I would like every entry below written out exactly.

*** Opening PROVIDED DATA ***

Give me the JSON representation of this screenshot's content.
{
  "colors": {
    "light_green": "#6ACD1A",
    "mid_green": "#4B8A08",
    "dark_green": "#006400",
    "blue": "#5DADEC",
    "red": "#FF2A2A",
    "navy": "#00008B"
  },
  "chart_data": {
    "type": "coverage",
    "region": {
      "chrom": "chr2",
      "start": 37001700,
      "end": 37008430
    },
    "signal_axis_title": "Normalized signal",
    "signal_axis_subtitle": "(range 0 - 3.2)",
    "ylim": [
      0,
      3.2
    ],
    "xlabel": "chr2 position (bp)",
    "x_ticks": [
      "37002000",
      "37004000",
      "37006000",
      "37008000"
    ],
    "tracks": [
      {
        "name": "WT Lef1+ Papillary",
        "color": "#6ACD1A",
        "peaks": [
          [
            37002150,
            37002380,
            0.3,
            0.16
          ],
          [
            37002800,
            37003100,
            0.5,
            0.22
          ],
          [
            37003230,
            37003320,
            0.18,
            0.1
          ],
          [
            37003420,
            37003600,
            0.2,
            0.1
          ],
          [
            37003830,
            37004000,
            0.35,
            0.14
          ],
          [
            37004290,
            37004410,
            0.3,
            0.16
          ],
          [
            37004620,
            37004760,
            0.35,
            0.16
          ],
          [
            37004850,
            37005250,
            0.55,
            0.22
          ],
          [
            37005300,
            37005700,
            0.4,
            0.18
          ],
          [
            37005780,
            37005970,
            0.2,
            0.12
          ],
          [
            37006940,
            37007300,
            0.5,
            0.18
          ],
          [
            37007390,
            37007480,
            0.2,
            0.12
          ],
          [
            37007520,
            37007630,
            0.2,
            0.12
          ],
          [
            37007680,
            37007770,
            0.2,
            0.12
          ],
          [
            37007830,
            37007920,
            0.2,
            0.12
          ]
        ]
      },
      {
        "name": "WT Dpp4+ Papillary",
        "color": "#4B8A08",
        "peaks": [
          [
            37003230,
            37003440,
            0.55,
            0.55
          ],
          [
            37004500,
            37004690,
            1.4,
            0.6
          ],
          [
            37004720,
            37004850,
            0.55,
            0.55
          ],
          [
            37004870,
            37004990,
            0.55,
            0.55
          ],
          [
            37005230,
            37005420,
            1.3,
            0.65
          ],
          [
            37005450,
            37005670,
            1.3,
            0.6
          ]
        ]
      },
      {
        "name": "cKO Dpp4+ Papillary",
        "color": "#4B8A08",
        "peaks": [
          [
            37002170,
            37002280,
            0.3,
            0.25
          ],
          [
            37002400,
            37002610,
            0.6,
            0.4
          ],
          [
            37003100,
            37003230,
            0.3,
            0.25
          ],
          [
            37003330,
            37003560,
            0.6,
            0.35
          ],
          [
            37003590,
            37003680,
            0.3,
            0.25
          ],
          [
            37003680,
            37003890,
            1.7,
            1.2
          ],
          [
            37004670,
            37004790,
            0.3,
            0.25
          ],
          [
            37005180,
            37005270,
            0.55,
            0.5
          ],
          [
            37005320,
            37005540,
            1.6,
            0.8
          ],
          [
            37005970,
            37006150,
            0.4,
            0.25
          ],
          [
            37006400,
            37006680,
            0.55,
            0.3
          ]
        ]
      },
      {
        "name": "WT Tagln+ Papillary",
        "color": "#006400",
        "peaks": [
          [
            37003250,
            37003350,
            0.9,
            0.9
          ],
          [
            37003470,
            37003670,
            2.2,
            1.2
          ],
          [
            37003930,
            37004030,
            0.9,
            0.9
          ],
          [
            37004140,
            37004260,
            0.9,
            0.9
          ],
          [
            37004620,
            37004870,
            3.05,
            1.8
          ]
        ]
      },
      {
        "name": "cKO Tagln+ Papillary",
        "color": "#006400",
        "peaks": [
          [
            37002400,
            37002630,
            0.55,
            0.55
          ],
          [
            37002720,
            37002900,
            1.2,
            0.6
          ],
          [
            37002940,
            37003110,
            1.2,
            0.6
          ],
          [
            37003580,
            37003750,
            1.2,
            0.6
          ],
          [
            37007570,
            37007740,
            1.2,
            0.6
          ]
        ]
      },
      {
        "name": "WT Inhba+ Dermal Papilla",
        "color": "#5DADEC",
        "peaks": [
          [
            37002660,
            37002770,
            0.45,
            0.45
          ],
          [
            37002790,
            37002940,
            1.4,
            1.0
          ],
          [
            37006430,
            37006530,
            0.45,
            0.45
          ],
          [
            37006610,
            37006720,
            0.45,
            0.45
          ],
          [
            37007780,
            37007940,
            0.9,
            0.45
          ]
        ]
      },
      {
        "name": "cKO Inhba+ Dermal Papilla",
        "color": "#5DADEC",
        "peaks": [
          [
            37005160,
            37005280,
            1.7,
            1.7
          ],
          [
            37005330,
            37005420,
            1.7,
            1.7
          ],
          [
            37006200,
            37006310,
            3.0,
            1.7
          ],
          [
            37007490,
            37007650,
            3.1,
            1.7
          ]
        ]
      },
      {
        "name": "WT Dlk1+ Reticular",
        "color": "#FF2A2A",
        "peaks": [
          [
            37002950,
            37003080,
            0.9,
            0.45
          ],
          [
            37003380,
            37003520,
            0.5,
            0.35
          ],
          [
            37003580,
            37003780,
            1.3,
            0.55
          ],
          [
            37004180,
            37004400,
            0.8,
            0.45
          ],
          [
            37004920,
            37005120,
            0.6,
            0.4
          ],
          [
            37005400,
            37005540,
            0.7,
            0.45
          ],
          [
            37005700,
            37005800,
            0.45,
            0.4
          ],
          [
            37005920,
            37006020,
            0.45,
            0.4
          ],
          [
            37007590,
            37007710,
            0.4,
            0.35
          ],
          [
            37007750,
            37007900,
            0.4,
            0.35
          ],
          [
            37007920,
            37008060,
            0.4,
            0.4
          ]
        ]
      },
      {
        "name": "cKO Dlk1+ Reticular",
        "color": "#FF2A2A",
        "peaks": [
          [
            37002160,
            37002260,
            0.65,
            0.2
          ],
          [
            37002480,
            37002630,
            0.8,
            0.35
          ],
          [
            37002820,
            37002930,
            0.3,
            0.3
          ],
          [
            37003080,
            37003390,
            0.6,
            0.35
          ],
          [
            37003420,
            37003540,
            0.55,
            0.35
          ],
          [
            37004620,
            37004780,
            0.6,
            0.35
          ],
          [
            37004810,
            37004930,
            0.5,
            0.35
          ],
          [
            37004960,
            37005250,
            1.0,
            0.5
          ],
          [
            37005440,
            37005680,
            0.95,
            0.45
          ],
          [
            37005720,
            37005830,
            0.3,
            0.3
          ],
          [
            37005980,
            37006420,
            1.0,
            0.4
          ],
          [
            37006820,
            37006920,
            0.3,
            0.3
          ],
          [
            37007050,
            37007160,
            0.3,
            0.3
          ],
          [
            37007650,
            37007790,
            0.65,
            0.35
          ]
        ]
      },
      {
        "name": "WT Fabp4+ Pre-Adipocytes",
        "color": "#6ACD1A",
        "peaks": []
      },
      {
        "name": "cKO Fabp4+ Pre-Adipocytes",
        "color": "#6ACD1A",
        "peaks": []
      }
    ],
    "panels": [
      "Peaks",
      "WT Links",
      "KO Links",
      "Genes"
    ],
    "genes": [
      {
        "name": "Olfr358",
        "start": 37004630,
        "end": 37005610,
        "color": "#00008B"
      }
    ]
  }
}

*** Closing PROVIDED DATA ***

• TASK RESPONSE:
Give me the JSON representation of this screenshot's content.
{
  "colors": {
    "light_green": "#6ACD1A",
    "mid_green": "#4B8A08",
    "dark_green": "#006400",
    "blue": "#5DADEC",
    "red": "#FF2A2A",
    "navy": "#00008B"
  },
  "chart_data": {
    "type": "coverage",
    "region": {
      "chrom": "chr2",
      "start": 37001700,
      "end": 37008430
    },
    "signal_axis_title": "Normalized signal",
    "signal_axis_subtitle": "(range 0 - 3.2)",
    "ylim": [
      0,
      3.2
    ],
    "xlabel": "chr2 position (bp)",
    "x_ticks": [
      "37002000",
      "37004000",
      "37006000",
      "37008000"
    ],
    "tracks": [
      {
        "name": "WT Lef1+ Papillary",
        "color": "#6ACD1A",
        "peaks": [
          [
            37002150,
            37002380,
            0.3,
            0.16
          ],
          [
            37002800,
            37003100,
            0.5,
            0.22
          ],
          [
            37003230,
            37003320,
            0.18,
            0.1
          ],
          [
            37003420,
            37003600,
            0.2,
            0.1
          ],
          [
            37003830,
            37004000,
            0.35,
            0.14
          ],
          [
            37004290,
            37004410,
            0.3,
            0.16
          ],
          [
            37004620,
            37004760,
            0.35,
            0.16
          ],
          [
            37004850,
            37005250,
            0.55,
            0.22
          ],
          [
            37005300,
            37005700,
            0.4,
            0.18
          ],
          [
            37005780,
            37005970,
            0.2,
            0.12
          ],
          [
            37006940,
            37007300,
            0.5,
            0.18
          ],
          [
            37007390,
            37007480,
            0.2,
            0.12
          ],
          [
            37007520,
            37007630,
            0.2,
            0.12
          ],
          [
            37007680,
            37007770,
            0.2,
            0.12
          ],
          [
            37007830,
            37007920,
            0.2,
            0.12
          ]
        ]
      },
      {
        "name": "WT Dpp4+ Papillary",
        "color": "#4B8A08",
        "peaks": [
          [
            37003230,
            37003440,
            0.55,
            0.55
          ],
          [
            37004500,
            37004690,
            1.4,
            0.6
          ],
          [
            37004720,
            37004850,
            0.55,
            0.55
          ],
          [
            37004870,
            37004990,
            0.55,
            0.55
          ],
          [
            37005230,
            37005420,
            1.3,
            0.65
          ],
          [
            37005450,
            37005670,
            1.3,
            0.6
          ]
        ]
      },
      {
        "name": "cKO Dpp4+ Papillary",
        "color": "#4B8A08",
        "peaks": [
          [
            37002170,
            37002280,
            0.3,
            0.25
          ],
          [
            37002400,
            37002610,
            0.6,
            0.4
          ],
          [
            37003100,
            37003230,
            0.3,
            0.25
          ],
          [
            37003330,
            37003560,
            0.6,
            0.35
          ],
          [
            37003590,
            37003680,
            0.3,
            0.25
          ],
          [
            37003680,
            37003890,
            1.7,
            1.2
          ],
          [
            37004670,
            37004790,
            0.3,
            0.25
          ],
          [
            37005180,
            37005270,
            0.55,
            0.5
          ],
          [
            37005320,
            37005540,
            1.6,
            0.8
          ],
          [
            37005970,
            37006150,
            0.4,
            0.25
          ],
          [
            37006400,
            37006680,
            0.55,
            0.3
          ]
        ]
      },
      {
        "name": "WT Tagln+ Papillary",
        "color": "#006400",
        "peaks": [
          [
            37003250,
            37003350,
            0.9,
            0.9
          ],
          [
            37003470,
            37003670,
            2.2,
            1.2
          ],
          [
            37003930,
            37004030,
            0.9,
            0.9
          ],
          [
            37004140,
            37004260,
            0.9,
            0.9
          ],
          [
            37004620,
            37004870,
            3.05,
            1.8
          ]
        ]
      },
      {
        "name": "cKO Tagln+ Papillary",
        "color": "#006400",
        "peaks": [
          [
            37002400,
            37002630,
            0.55,
            0.55
          ],
          [
            37002720,
            37002900,
            1.2,
            0.6
          ],
          [
            37002940,
            37003110,
            1.2,
            0.6
          ],
          [
            37003580,
            37003750,
            1.2,
            0.6
          ],
          [
            37007570,
            37007740,
            1.2,
            0.6
          ]
        ]
      },
      {
        "name": "WT Inhba+ Dermal Papilla",
        "color": "#5DADEC",
        "peaks": [
          [
            37002660,
            37002770,
            0.45,
            0.45
          ],
          [
            37002790,
            37002940,
            1.4,
            1.0
          ],
          [
            37006430,
            37006530,
            0.45,
            0.45
          ],
          [
            37006610,
            37006720,
            0.45,
            0.45
          ],
          [
            37007780,
            37007940,
            0.9,
            0.45
          ]
        ]
      },
      {
        "name": "cKO Inhba+ Dermal Papilla",
        "color": "#5DADEC",
        "peaks": [
          [
            37005160,
            37005280,
            1.7,
            1.7
          ],
          [
            37005330,
            37005420,
            1.7,
            1.7
          ],
          [
            37006200,
            37006310,
            3.0,
            1.7
          ],
          [
            37007490,
            37007650,
            3.1,
            1.7
          ]
        ]
      },
      {
        "name": "WT Dlk1+ Reticular",
        "color": "#FF2A2A",
        "peaks": [
          [
            37002950,
            37003080,
            0.9,
            0.45
          ],
          [
            37003380,
            37003520,
            0.5,
            0.35
          ],
          [
            37003580,
            37003780,
            1.3,
            0.55
          ],
          [
            37004180,
            37004400,
            0.8,
            0.45
          ],
          [
            37004920,
            37005120,
            0.6,
            0.4
          ],
          [
            37005400,
            37005540,
            0.7,
            0.45
          ],
          [
            37005700,
            37005800,
            0.45,
            0.4
          ],
          [
            37005920,
            37006020,
            0.45,
            0.4
          ],
          [
            37007590,
            37007710,
            0.4,
            0.35
          ],
          [
            37007750,
            37007900,
            0.4,
            0.35
          ],
          [
            37007920,
            37008060,
            0.4,
            0.4
          ]
        ]
      },
      {
        "name": "cKO Dlk1+ Reticular",
        "color": "#FF2A2A",
        "peaks": [
          [
            37002160,
            37002260,
            0.65,
            0.2
          ],
          [
            37002480,
            37002630,
            0.8,
            0.35
          ],
          [
            37002820,
            37002930,
            0.3,
            0.3
          ],
          [
            37003080,
            37003390,
            0.6,
            0.35
          ],
          [
            37003420,
            37003540,
            0.55,
            0.35
          ],
          [
            37004620,
            37004780,
            0.6,
            0.35
          ],
          [
            37004810,
            37004930,
            0.5,
            0.35
          ],
          [
            37004960,
            37005250,
            1.0,
            0.5
          ],
          [
            37005440,
            37005680,
            0.95,
            0.45
          ],
          [
            37005720,
            37005830,
            0.3,
            0.3
          ],
          [
            37005980,
            37006420,
            1.0,
            0.4
          ],
          [
            37006820,
            37006920,
            0.3,
            0.3
          ],
          [
            37007050,
            37007160,
            0.3,
            0.3
          ],
          [
            37007650,
            37007790,
            0.65,
            0.35
          ]
        ]
      },
      {
        "name": "WT Fabp4+ Pre-Adipocytes",
        "color": "#6ACD1A",
        "peaks": []
      },
      {
        "name": "cKO Fabp4+ Pre-Adipocytes",
        "color": "#6ACD1A",
        "peaks": []
      }
    ],
    "panels": [
      "Peaks",
      "WT Links",
      "KO Links",
      "Genes"
    ],
    "genes": [
      {
        "name": "Olfr358",
        "start": 37004630,
        "end": 37005610,
        "color": "#00008B"
      }
    ]
  }
}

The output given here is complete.